• Given instruction: Extract and list every line that contains the word "ffffff".

• Supplied records:
* BEGIN *

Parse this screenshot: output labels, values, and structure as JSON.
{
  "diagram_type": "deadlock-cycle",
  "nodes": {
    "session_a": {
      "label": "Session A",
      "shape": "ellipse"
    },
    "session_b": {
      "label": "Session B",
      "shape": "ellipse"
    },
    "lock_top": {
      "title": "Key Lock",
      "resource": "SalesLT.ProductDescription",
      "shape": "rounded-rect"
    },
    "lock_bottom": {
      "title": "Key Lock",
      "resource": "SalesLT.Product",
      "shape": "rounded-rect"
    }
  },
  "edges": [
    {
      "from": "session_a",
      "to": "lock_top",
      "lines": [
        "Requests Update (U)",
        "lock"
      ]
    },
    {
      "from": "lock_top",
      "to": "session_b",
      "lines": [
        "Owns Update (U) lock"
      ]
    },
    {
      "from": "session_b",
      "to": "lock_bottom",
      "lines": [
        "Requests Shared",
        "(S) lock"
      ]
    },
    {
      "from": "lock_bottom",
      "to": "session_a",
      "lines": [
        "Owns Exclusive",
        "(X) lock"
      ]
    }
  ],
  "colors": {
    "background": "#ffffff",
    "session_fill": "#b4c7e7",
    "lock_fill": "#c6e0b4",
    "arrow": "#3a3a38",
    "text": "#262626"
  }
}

* END *
* BEGIN *

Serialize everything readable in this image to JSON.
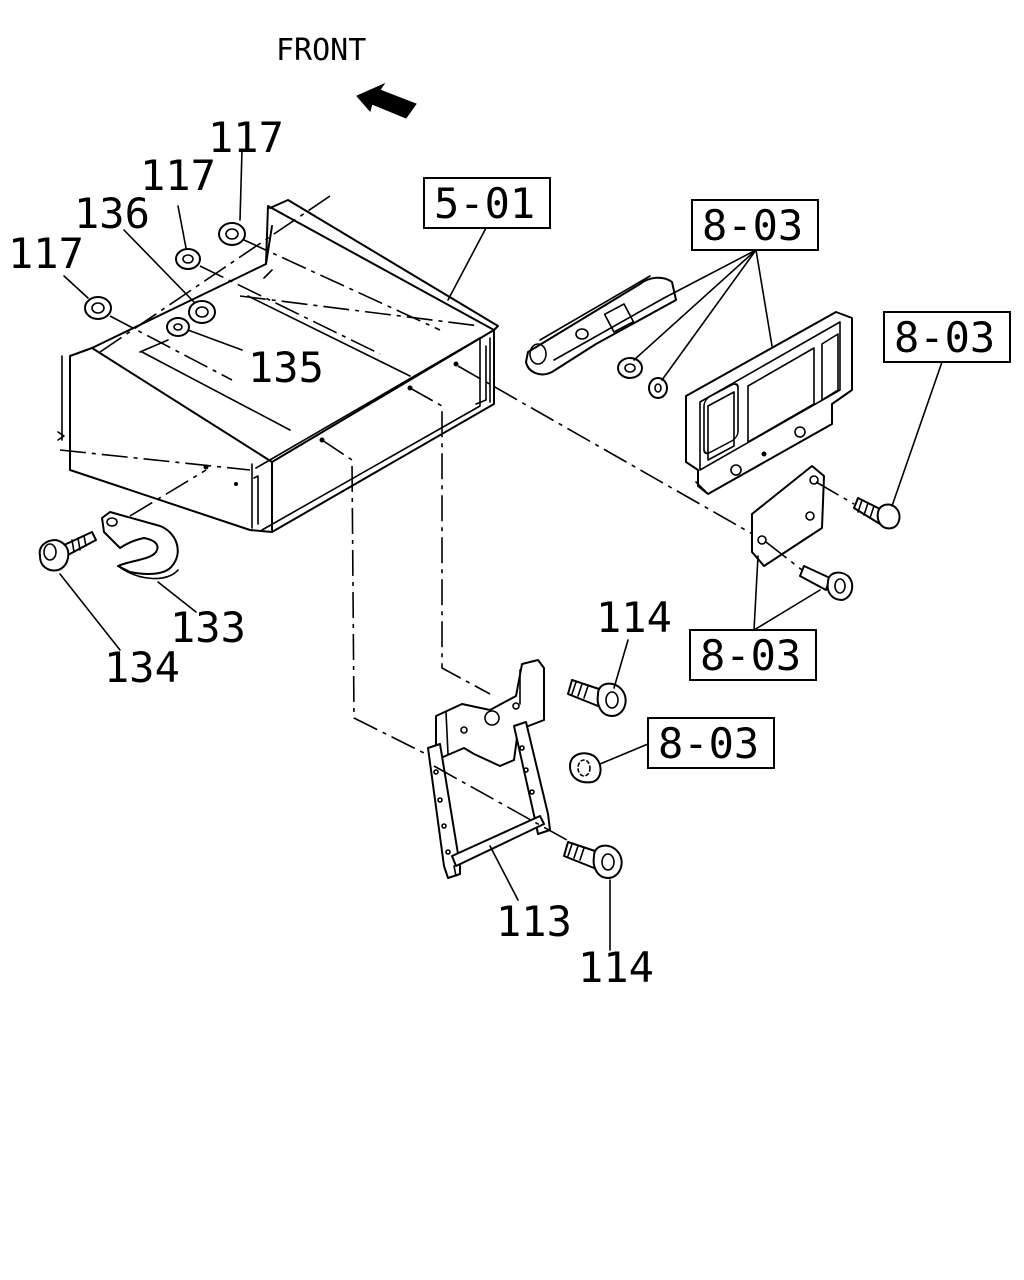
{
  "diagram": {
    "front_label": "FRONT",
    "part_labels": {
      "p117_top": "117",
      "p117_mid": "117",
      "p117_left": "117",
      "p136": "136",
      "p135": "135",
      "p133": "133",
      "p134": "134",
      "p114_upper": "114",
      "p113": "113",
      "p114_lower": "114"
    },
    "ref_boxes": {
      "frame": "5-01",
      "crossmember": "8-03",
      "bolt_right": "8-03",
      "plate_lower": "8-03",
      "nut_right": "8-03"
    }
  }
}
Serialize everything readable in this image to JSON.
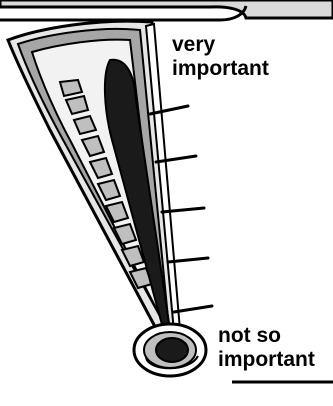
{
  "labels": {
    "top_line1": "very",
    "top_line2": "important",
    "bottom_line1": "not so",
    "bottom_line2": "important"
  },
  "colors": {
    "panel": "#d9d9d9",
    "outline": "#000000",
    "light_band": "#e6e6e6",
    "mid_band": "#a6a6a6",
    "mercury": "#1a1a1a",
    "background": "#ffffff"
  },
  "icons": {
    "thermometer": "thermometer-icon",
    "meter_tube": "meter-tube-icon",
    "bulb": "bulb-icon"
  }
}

* END *

• Task output:
    "background": "#ffffff",
    "background": "#ffffff"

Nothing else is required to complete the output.